* **Requirements**
Write out each of the rows below word for word, without changing anything.

* **Input data**
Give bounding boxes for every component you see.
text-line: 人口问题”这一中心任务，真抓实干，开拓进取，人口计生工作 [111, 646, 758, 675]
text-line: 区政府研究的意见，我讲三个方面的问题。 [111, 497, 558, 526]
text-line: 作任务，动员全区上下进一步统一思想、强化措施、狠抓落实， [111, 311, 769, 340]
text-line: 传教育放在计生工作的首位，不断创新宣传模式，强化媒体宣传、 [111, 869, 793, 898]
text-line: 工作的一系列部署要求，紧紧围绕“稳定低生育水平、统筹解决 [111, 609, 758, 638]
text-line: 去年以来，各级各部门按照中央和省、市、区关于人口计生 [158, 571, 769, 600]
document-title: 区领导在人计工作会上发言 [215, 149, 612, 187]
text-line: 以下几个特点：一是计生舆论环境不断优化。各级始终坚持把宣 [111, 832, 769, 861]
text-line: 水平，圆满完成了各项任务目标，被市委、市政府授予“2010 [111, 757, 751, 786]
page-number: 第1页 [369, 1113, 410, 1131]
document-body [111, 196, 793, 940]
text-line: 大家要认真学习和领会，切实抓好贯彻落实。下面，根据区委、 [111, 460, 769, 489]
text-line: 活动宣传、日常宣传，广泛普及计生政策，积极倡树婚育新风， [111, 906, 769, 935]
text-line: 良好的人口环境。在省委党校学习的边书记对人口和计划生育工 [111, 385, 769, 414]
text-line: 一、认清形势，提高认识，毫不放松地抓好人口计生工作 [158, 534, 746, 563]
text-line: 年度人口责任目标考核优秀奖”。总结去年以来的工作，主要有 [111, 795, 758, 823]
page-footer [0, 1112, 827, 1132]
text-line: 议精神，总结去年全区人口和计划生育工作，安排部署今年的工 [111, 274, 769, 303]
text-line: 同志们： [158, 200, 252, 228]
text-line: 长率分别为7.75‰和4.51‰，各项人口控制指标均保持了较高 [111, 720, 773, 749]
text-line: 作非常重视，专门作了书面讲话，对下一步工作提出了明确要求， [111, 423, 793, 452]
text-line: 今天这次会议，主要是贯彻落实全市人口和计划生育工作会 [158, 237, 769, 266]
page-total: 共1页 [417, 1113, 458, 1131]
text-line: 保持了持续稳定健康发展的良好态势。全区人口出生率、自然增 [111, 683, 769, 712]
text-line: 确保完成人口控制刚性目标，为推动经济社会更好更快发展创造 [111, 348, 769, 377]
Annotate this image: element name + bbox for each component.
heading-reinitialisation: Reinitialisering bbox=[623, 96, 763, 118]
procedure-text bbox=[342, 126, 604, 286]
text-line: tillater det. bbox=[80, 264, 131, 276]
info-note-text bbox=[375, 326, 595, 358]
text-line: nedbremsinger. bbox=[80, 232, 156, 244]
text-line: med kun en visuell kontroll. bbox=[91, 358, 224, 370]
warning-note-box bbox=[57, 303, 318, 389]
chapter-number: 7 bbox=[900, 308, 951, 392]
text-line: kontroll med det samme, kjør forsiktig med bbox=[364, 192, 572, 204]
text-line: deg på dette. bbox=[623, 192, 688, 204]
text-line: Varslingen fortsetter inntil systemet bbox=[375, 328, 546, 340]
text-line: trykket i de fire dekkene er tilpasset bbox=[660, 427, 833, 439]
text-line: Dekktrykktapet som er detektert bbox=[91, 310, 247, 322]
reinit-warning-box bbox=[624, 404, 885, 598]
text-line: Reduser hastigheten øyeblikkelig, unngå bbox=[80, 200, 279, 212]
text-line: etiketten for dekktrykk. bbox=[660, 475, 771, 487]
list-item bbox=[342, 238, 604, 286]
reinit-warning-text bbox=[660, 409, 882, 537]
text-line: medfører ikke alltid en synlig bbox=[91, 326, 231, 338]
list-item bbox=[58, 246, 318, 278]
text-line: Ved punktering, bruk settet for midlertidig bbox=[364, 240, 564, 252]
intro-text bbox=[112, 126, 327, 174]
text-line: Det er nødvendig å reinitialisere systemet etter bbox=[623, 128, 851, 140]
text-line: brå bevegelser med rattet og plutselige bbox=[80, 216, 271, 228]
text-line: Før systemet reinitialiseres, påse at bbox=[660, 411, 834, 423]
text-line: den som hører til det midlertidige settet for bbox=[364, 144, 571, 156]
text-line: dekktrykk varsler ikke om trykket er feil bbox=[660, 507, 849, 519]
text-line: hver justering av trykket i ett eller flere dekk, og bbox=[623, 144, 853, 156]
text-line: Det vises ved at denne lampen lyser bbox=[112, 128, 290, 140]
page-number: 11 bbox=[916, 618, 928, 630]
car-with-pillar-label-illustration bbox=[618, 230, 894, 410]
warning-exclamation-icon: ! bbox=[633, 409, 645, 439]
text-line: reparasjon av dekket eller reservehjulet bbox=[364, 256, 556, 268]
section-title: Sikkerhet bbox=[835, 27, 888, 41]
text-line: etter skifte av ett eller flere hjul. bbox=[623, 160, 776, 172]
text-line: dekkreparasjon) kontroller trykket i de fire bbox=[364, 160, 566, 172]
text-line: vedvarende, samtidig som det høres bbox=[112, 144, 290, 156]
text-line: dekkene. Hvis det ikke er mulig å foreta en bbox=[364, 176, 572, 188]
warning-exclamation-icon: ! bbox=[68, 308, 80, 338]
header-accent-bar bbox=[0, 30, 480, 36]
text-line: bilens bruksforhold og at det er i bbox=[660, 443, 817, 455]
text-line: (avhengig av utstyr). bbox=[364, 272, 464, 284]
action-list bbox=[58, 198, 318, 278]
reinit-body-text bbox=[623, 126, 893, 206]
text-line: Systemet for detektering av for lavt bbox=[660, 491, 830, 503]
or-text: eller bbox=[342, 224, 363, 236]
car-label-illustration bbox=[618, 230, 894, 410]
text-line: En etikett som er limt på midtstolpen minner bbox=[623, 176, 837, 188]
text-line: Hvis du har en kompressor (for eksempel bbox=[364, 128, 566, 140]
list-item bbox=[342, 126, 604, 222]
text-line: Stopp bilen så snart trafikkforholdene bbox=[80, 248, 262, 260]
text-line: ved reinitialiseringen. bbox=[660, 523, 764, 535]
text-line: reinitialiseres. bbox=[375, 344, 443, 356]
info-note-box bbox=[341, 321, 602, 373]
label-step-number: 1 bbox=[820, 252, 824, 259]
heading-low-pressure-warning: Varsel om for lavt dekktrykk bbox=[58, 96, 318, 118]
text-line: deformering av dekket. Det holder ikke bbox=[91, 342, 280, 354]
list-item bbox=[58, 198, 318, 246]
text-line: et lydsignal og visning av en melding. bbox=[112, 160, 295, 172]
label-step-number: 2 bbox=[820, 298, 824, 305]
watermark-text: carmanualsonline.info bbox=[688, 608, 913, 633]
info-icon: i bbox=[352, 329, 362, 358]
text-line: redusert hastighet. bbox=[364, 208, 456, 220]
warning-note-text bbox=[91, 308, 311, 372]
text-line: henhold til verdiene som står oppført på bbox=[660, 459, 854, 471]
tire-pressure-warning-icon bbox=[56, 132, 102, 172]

* **Written response**
Give bounding boxes for every component you see.
text-line: 人口问题”这一中心任务，真抓实干，开拓进取，人口计生工作 [111, 646, 758, 675]
text-line: 区政府研究的意见，我讲三个方面的问题。 [111, 497, 558, 526]
text-line: 作任务，动员全区上下进一步统一思想、强化措施、狠抓落实， [111, 311, 769, 340]
text-line: 传教育放在计生工作的首位，不断创新宣传模式，强化媒体宣传、 [111, 869, 793, 898]
text-line: 工作的一系列部署要求，紧紧围绕“稳定低生育水平、统筹解决 [111, 609, 758, 638]
text-line: 去年以来，各级各部门按照中央和省、市、区关于人口计生 [158, 571, 769, 600]
document-title: 区领导在人计工作会上发言 [215, 149, 612, 187]
text-line: 以下几个特点：一是计生舆论环境不断优化。各级始终坚持把宣 [111, 832, 769, 861]
text-line: 水平，圆满完成了各项任务目标，被市委、市政府授予“2010 [111, 757, 751, 786]
page-number: 第1页 [369, 1113, 410, 1131]
document-body [111, 196, 793, 940]
text-line: 大家要认真学习和领会，切实抓好贯彻落实。下面，根据区委、 [111, 460, 769, 489]
text-line: 活动宣传、日常宣传，广泛普及计生政策，积极倡树婚育新风， [111, 906, 769, 935]
text-line: 良好的人口环境。在省委党校学习的边书记对人口和计划生育工 [111, 385, 769, 414]
text-line: 一、认清形势，提高认识，毫不放松地抓好人口计生工作 [158, 534, 746, 563]
text-line: 年度人口责任目标考核优秀奖”。总结去年以来的工作，主要有 [111, 795, 758, 823]
page-footer [0, 1112, 827, 1132]
text-line: 议精神，总结去年全区人口和计划生育工作，安排部署今年的工 [111, 274, 769, 303]
text-line: 同志们： [158, 200, 252, 228]
text-line: 长率分别为7.75‰和4.51‰，各项人口控制指标均保持了较高 [111, 720, 773, 749]
text-line: 作非常重视，专门作了书面讲话，对下一步工作提出了明确要求， [111, 423, 793, 452]
text-line: 今天这次会议，主要是贯彻落实全市人口和计划生育工作会 [158, 237, 769, 266]
page-total: 共1页 [417, 1113, 458, 1131]
text-line: 保持了持续稳定健康发展的良好态势。全区人口出生率、自然增 [111, 683, 769, 712]
text-line: 确保完成人口控制刚性目标，为推动经济社会更好更快发展创造 [111, 348, 769, 377]
Annotate this image: element name + bbox for each component.
heading-reinitialisation: Reinitialisering bbox=[623, 96, 763, 118]
procedure-text bbox=[342, 126, 604, 286]
text-line: tillater det. bbox=[80, 264, 131, 276]
info-note-text bbox=[375, 326, 595, 358]
text-line: nedbremsinger. bbox=[80, 232, 156, 244]
text-line: med kun en visuell kontroll. bbox=[91, 358, 224, 370]
warning-note-box bbox=[57, 303, 318, 389]
chapter-number: 7 bbox=[900, 308, 951, 392]
text-line: kontroll med det samme, kjør forsiktig med bbox=[364, 192, 572, 204]
text-line: deg på dette. bbox=[623, 192, 688, 204]
text-line: Varslingen fortsetter inntil systemet bbox=[375, 328, 546, 340]
text-line: trykket i de fire dekkene er tilpasset bbox=[660, 427, 833, 439]
text-line: Dekktrykktapet som er detektert bbox=[91, 310, 247, 322]
reinit-warning-box bbox=[624, 404, 885, 598]
text-line: Reduser hastigheten øyeblikkelig, unngå bbox=[80, 200, 279, 212]
text-line: etiketten for dekktrykk. bbox=[660, 475, 771, 487]
list-item bbox=[342, 238, 604, 286]
reinit-warning-text bbox=[660, 409, 882, 537]
text-line: medfører ikke alltid en synlig bbox=[91, 326, 231, 338]
list-item bbox=[58, 246, 318, 278]
text-line: Ved punktering, bruk settet for midlertidig bbox=[364, 240, 564, 252]
intro-text bbox=[112, 126, 327, 174]
text-line: Det er nødvendig å reinitialisere systemet etter bbox=[623, 128, 851, 140]
text-line: brå bevegelser med rattet og plutselige bbox=[80, 216, 271, 228]
text-line: Før systemet reinitialiseres, påse at bbox=[660, 411, 834, 423]
text-line: den som hører til det midlertidige settet for bbox=[364, 144, 571, 156]
text-line: dekktrykk varsler ikke om trykket er feil bbox=[660, 507, 849, 519]
text-line: hver justering av trykket i ett eller flere dekk, og bbox=[623, 144, 853, 156]
text-line: Det vises ved at denne lampen lyser bbox=[112, 128, 290, 140]
page-number: 11 bbox=[916, 618, 928, 630]
car-with-pillar-label-illustration bbox=[618, 230, 894, 410]
warning-exclamation-icon: ! bbox=[633, 409, 645, 439]
text-line: reparasjon av dekket eller reservehjulet bbox=[364, 256, 556, 268]
section-title: Sikkerhet bbox=[835, 27, 888, 41]
text-line: etter skifte av ett eller flere hjul. bbox=[623, 160, 776, 172]
text-line: dekkreparasjon) kontroller trykket i de fire bbox=[364, 160, 566, 172]
text-line: vedvarende, samtidig som det høres bbox=[112, 144, 290, 156]
text-line: dekkene. Hvis det ikke er mulig å foreta en bbox=[364, 176, 572, 188]
warning-exclamation-icon: ! bbox=[68, 308, 80, 338]
header-accent-bar bbox=[0, 30, 480, 36]
text-line: bilens bruksforhold og at det er i bbox=[660, 443, 817, 455]
text-line: (avhengig av utstyr). bbox=[364, 272, 464, 284]
action-list bbox=[58, 198, 318, 278]
reinit-body-text bbox=[623, 126, 893, 206]
text-line: Systemet for detektering av for lavt bbox=[660, 491, 830, 503]
or-text: eller bbox=[342, 224, 363, 236]
car-label-illustration bbox=[618, 230, 894, 410]
text-line: En etikett som er limt på midtstolpen minner bbox=[623, 176, 837, 188]
text-line: Hvis du har en kompressor (for eksempel bbox=[364, 128, 566, 140]
list-item bbox=[342, 126, 604, 222]
text-line: Stopp bilen så snart trafikkforholdene bbox=[80, 248, 262, 260]
text-line: ved reinitialiseringen. bbox=[660, 523, 764, 535]
text-line: reinitialiseres. bbox=[375, 344, 443, 356]
info-note-box bbox=[341, 321, 602, 373]
label-step-number: 1 bbox=[820, 252, 824, 259]
heading-low-pressure-warning: Varsel om for lavt dekktrykk bbox=[58, 96, 318, 118]
text-line: deformering av dekket. Det holder ikke bbox=[91, 342, 280, 354]
list-item bbox=[58, 198, 318, 246]
text-line: et lydsignal og visning av en melding. bbox=[112, 160, 295, 172]
label-step-number: 2 bbox=[820, 298, 824, 305]
watermark-text: carmanualsonline.info bbox=[688, 608, 913, 633]
info-icon: i bbox=[352, 329, 362, 358]
text-line: redusert hastighet. bbox=[364, 208, 456, 220]
warning-note-text bbox=[91, 308, 311, 372]
text-line: henhold til verdiene som står oppført på bbox=[660, 459, 854, 471]
tire-pressure-warning-icon bbox=[56, 132, 102, 172]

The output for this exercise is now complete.